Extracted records
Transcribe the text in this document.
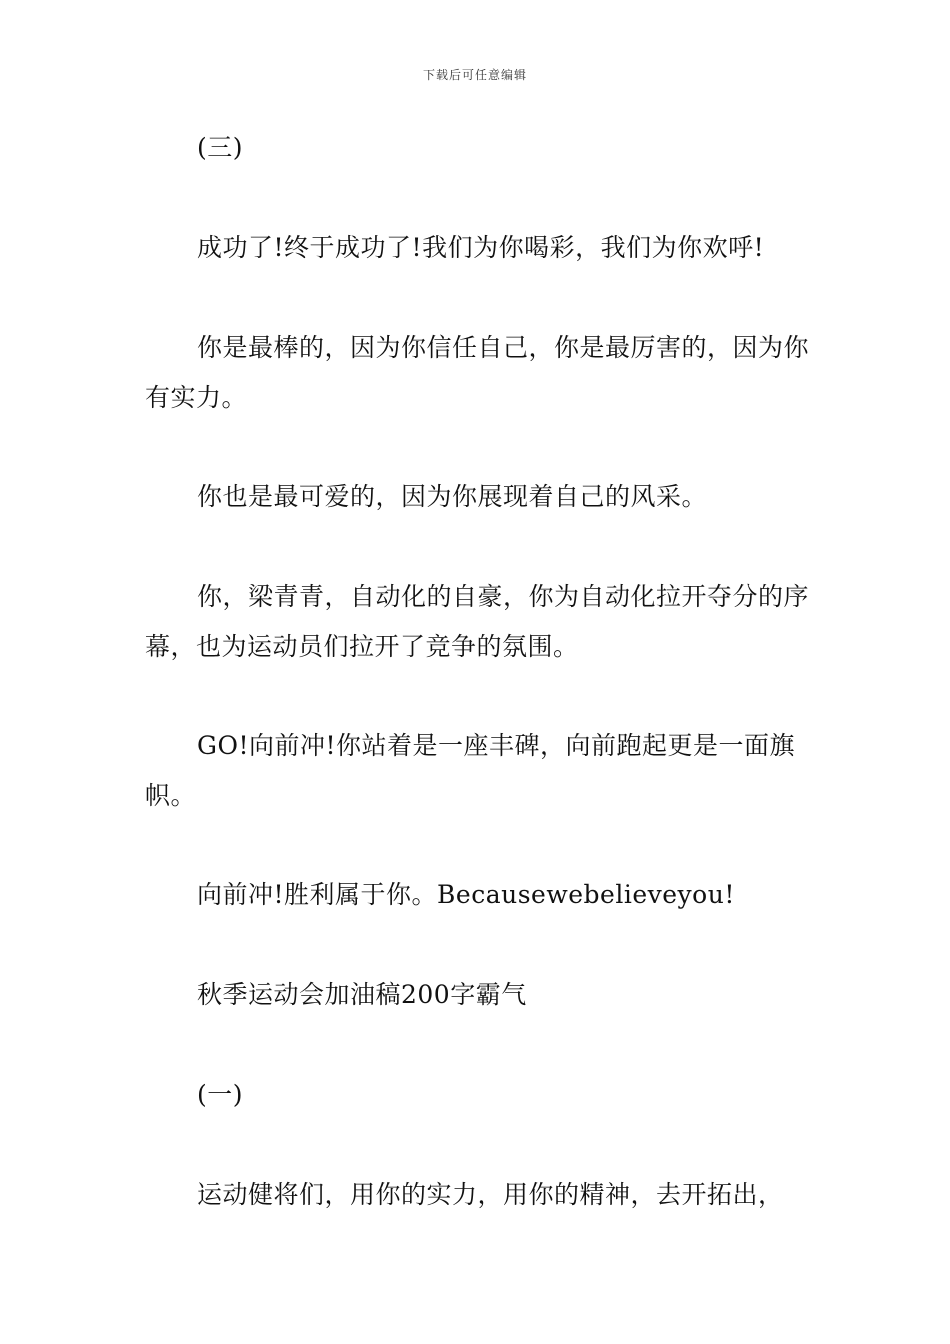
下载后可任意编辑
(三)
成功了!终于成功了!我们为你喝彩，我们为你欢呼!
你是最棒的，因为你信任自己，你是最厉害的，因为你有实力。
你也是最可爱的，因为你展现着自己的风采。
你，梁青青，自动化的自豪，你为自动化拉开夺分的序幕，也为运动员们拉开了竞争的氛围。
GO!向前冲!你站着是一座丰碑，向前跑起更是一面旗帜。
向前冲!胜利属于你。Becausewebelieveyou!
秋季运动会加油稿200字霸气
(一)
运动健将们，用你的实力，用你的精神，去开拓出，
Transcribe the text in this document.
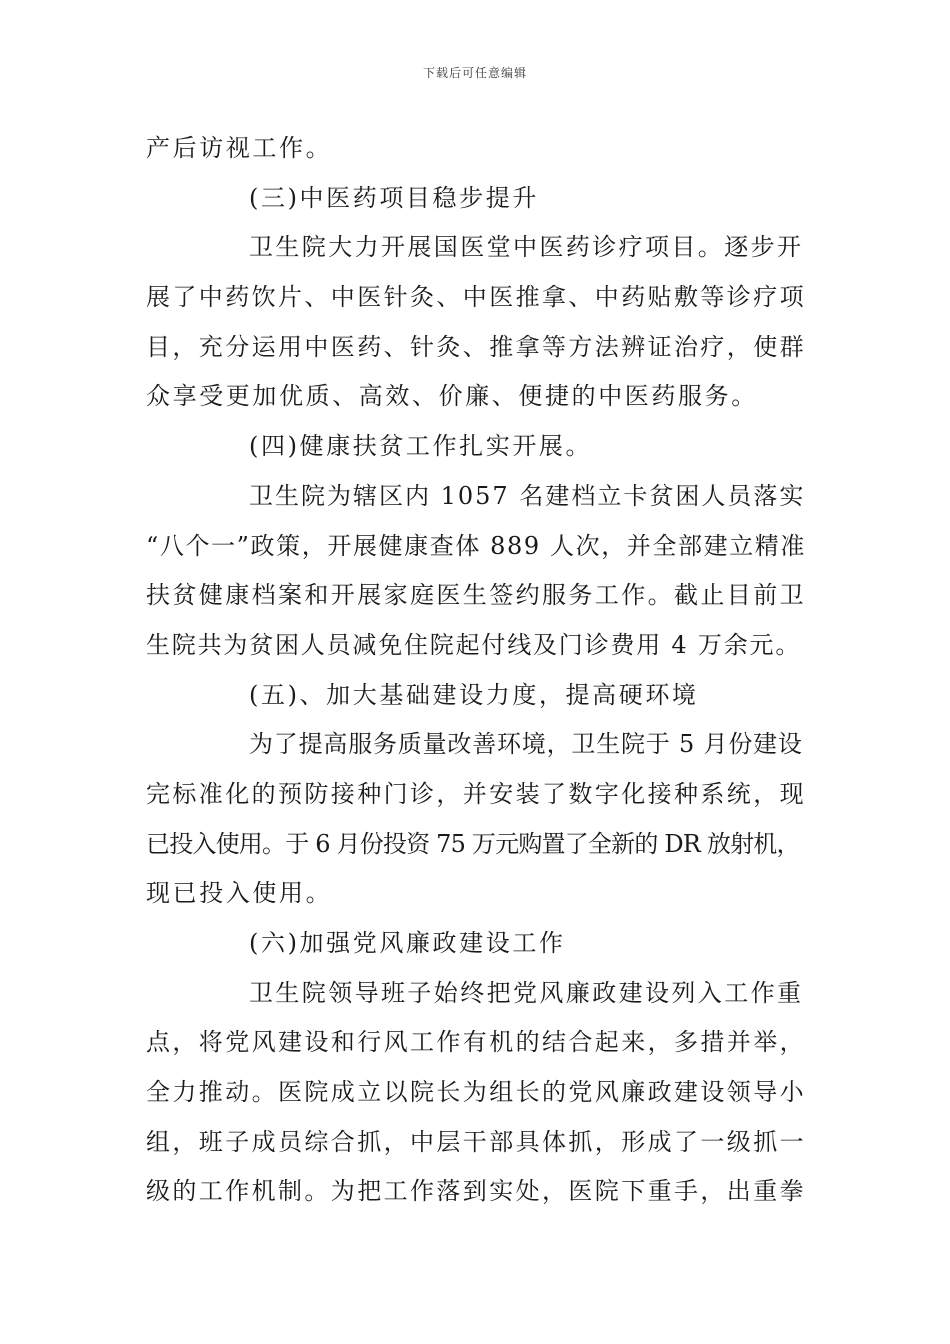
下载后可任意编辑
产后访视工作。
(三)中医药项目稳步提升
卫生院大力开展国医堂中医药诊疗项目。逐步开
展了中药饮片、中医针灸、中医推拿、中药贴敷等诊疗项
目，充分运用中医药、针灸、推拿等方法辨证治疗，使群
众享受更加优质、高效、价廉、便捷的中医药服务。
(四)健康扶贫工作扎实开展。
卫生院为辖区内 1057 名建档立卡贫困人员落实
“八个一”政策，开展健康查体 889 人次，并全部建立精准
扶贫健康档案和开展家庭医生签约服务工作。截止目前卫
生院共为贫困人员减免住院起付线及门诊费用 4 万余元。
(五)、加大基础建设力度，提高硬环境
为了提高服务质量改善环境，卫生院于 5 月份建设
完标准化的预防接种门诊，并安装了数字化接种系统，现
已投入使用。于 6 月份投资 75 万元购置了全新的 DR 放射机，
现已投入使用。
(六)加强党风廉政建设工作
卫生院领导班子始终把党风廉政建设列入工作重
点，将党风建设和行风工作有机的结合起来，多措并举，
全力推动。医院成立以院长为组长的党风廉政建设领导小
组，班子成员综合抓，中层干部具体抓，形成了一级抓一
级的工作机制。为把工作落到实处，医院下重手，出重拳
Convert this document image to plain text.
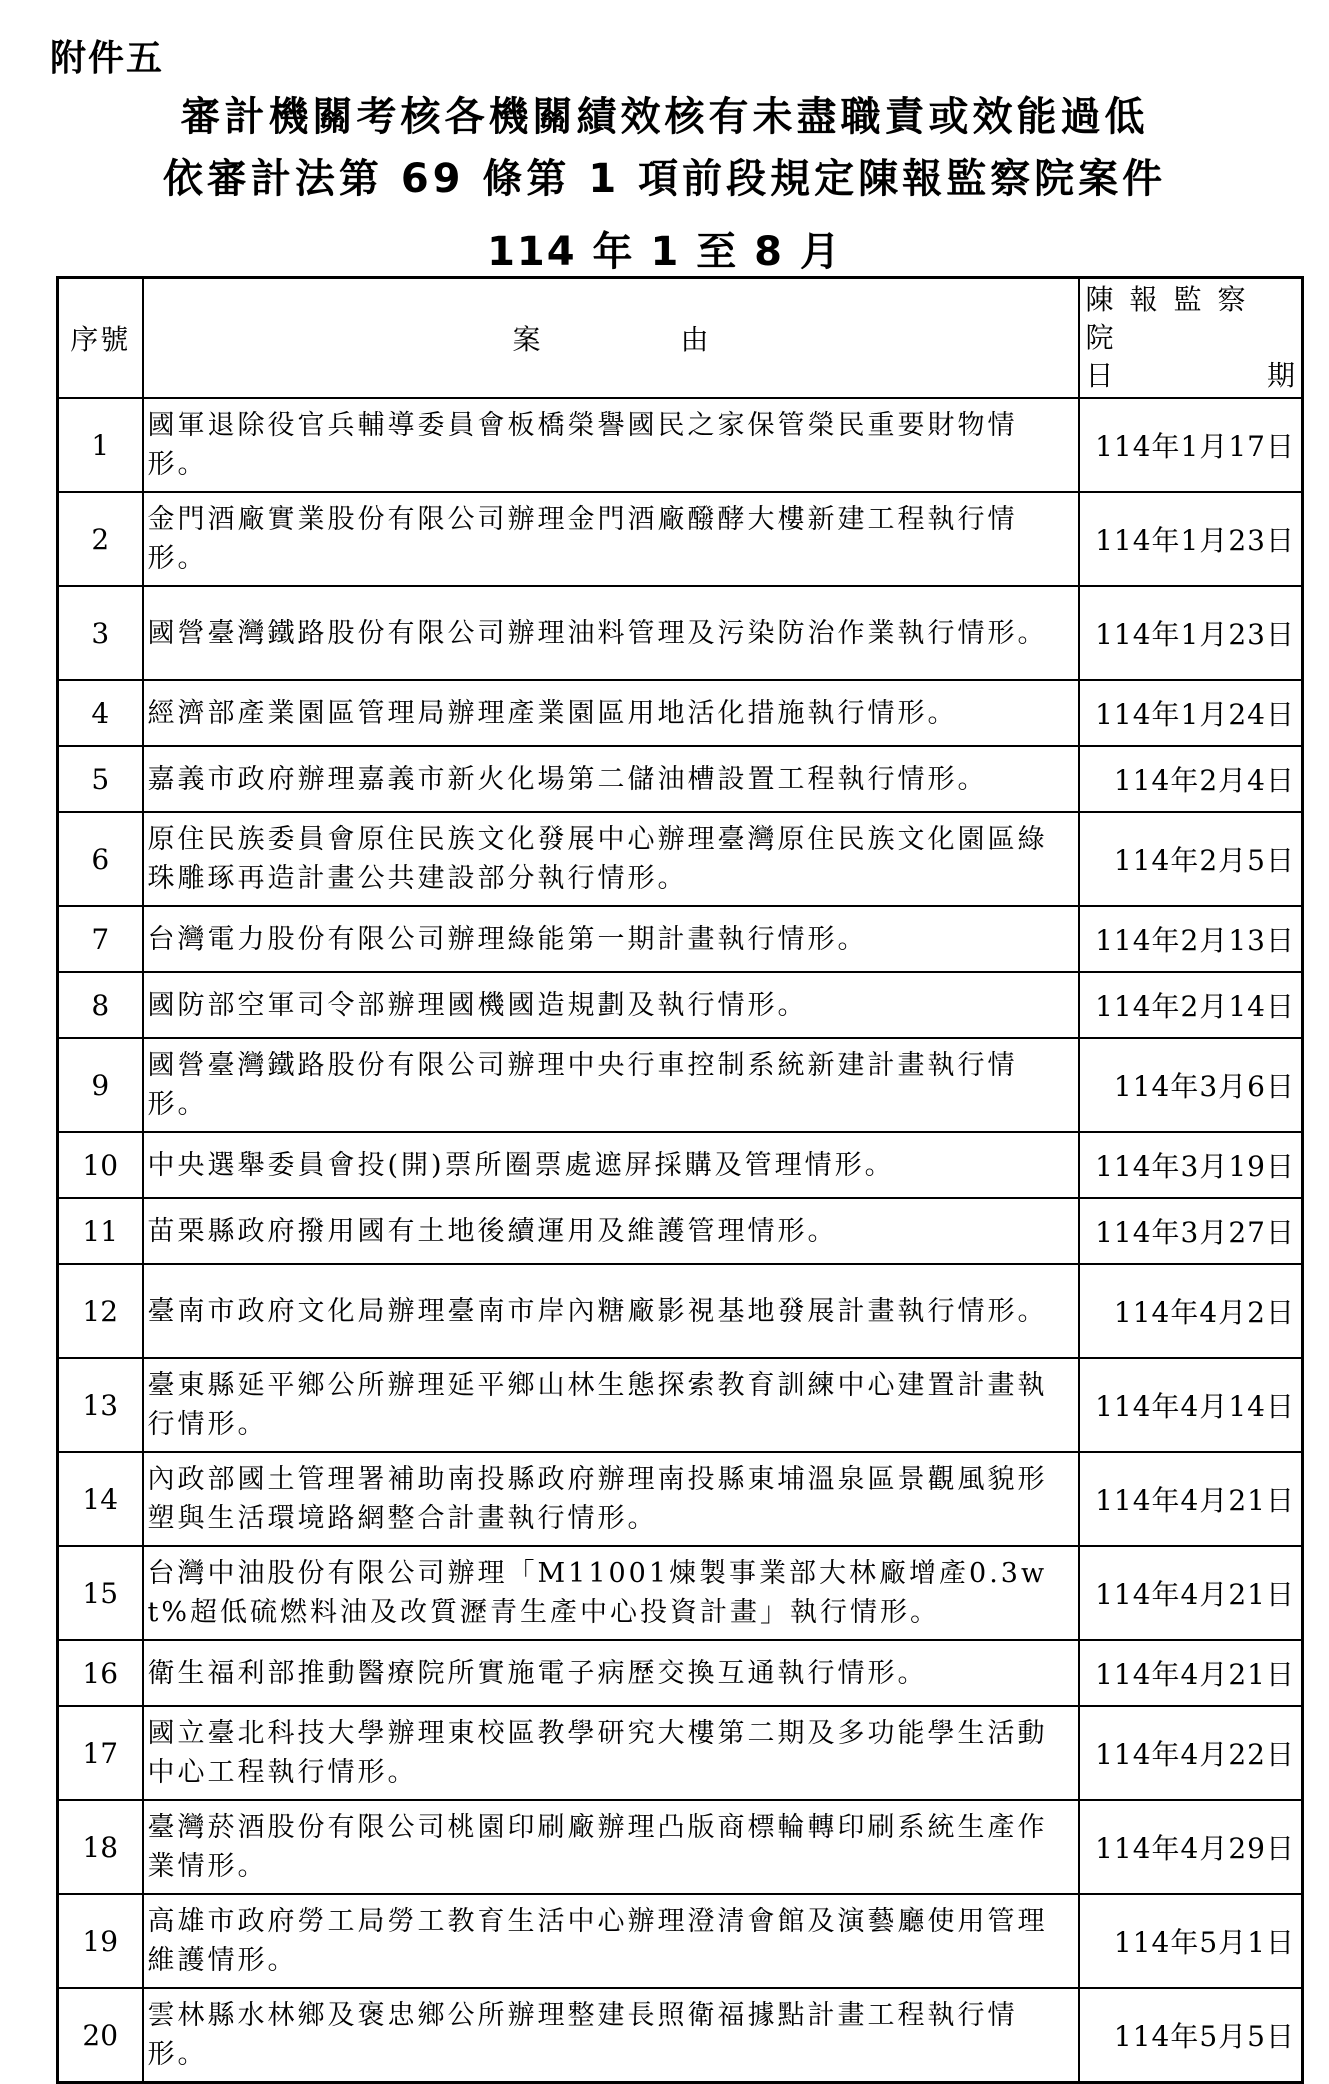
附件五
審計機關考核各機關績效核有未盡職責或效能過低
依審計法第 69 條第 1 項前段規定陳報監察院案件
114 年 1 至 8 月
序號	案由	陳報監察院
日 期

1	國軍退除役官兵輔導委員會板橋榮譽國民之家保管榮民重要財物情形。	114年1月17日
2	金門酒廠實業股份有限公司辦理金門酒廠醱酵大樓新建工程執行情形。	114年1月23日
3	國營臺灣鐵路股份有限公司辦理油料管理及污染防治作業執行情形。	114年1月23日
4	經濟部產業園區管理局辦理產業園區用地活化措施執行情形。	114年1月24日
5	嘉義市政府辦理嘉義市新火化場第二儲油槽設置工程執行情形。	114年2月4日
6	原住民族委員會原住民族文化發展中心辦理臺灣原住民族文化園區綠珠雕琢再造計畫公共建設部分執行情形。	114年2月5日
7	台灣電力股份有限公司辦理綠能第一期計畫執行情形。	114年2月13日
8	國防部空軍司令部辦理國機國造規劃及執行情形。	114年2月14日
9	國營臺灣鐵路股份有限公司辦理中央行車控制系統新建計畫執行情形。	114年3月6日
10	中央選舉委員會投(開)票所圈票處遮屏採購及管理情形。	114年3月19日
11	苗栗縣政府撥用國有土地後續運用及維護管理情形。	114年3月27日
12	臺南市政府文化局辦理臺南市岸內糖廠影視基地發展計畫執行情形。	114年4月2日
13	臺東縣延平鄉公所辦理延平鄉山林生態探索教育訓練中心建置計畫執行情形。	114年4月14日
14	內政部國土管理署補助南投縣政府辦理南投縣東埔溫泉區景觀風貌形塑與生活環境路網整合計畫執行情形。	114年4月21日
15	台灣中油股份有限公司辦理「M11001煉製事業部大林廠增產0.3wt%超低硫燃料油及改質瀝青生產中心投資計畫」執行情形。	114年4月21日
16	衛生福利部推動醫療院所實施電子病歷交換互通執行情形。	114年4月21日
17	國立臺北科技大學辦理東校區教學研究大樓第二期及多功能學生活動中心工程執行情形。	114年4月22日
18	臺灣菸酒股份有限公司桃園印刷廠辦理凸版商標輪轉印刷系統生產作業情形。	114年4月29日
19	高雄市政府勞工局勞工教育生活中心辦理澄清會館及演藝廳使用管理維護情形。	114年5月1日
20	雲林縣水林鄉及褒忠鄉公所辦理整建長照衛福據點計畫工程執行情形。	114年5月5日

→ TASK DIRECTIONS: Reproduce the records verbatim, omitting all images they contain.

→ RESULT FOR THIS EXERCISE:
Transcribe the text in this document.
下载后可任意编辑
(三)
成功了!终于成功了!我们为你喝彩，我们为你欢呼!
你是最棒的，因为你信任自己，你是最厉害的，因为你有实力。
你也是最可爱的，因为你展现着自己的风采。
你，梁青青，自动化的自豪，你为自动化拉开夺分的序幕，也为运动员们拉开了竞争的氛围。
GO!向前冲!你站着是一座丰碑，向前跑起更是一面旗帜。
向前冲!胜利属于你。Becausewebelieveyou!
秋季运动会加油稿200字霸气
(一)
运动健将们，用你的实力，用你的精神，去开拓出，
Transcribe the text in this document.
下载后可任意编辑
产后访视工作。
(三)中医药项目稳步提升
卫生院大力开展国医堂中医药诊疗项目。逐步开
展了中药饮片、中医针灸、中医推拿、中药贴敷等诊疗项
目，充分运用中医药、针灸、推拿等方法辨证治疗，使群
众享受更加优质、高效、价廉、便捷的中医药服务。
(四)健康扶贫工作扎实开展。
卫生院为辖区内 1057 名建档立卡贫困人员落实
“八个一”政策，开展健康查体 889 人次，并全部建立精准
扶贫健康档案和开展家庭医生签约服务工作。截止目前卫
生院共为贫困人员减免住院起付线及门诊费用 4 万余元。
(五)、加大基础建设力度，提高硬环境
为了提高服务质量改善环境，卫生院于 5 月份建设
完标准化的预防接种门诊，并安装了数字化接种系统，现
已投入使用。于 6 月份投资 75 万元购置了全新的 DR 放射机，
现已投入使用。
(六)加强党风廉政建设工作
卫生院领导班子始终把党风廉政建设列入工作重
点，将党风建设和行风工作有机的结合起来，多措并举，
全力推动。医院成立以院长为组长的党风廉政建设领导小
组，班子成员综合抓，中层干部具体抓，形成了一级抓一
级的工作机制。为把工作落到实处，医院下重手，出重拳
Convert this document image to plain text.
附件五
審計機關考核各機關績效核有未盡職責或效能過低
依審計法第 69 條第 1 項前段規定陳報監察院案件
114 年 1 至 8 月
序號	案由	陳報監察院
日 期

1	國軍退除役官兵輔導委員會板橋榮譽國民之家保管榮民重要財物情形。	114年1月17日
2	金門酒廠實業股份有限公司辦理金門酒廠醱酵大樓新建工程執行情形。	114年1月23日
3	國營臺灣鐵路股份有限公司辦理油料管理及污染防治作業執行情形。	114年1月23日
4	經濟部產業園區管理局辦理產業園區用地活化措施執行情形。	114年1月24日
5	嘉義市政府辦理嘉義市新火化場第二儲油槽設置工程執行情形。	114年2月4日
6	原住民族委員會原住民族文化發展中心辦理臺灣原住民族文化園區綠珠雕琢再造計畫公共建設部分執行情形。	114年2月5日
7	台灣電力股份有限公司辦理綠能第一期計畫執行情形。	114年2月13日
8	國防部空軍司令部辦理國機國造規劃及執行情形。	114年2月14日
9	國營臺灣鐵路股份有限公司辦理中央行車控制系統新建計畫執行情形。	114年3月6日
10	中央選舉委員會投(開)票所圈票處遮屏採購及管理情形。	114年3月19日
11	苗栗縣政府撥用國有土地後續運用及維護管理情形。	114年3月27日
12	臺南市政府文化局辦理臺南市岸內糖廠影視基地發展計畫執行情形。	114年4月2日
13	臺東縣延平鄉公所辦理延平鄉山林生態探索教育訓練中心建置計畫執行情形。	114年4月14日
14	內政部國土管理署補助南投縣政府辦理南投縣東埔溫泉區景觀風貌形塑與生活環境路網整合計畫執行情形。	114年4月21日
15	台灣中油股份有限公司辦理「M11001煉製事業部大林廠增產0.3wt%超低硫燃料油及改質瀝青生產中心投資計畫」執行情形。	114年4月21日
16	衛生福利部推動醫療院所實施電子病歷交換互通執行情形。	114年4月21日
17	國立臺北科技大學辦理東校區教學研究大樓第二期及多功能學生活動中心工程執行情形。	114年4月22日
18	臺灣菸酒股份有限公司桃園印刷廠辦理凸版商標輪轉印刷系統生產作業情形。	114年4月29日
19	高雄市政府勞工局勞工教育生活中心辦理澄清會館及演藝廳使用管理維護情形。	114年5月1日
20	雲林縣水林鄉及褒忠鄉公所辦理整建長照衛福據點計畫工程執行情形。	114年5月5日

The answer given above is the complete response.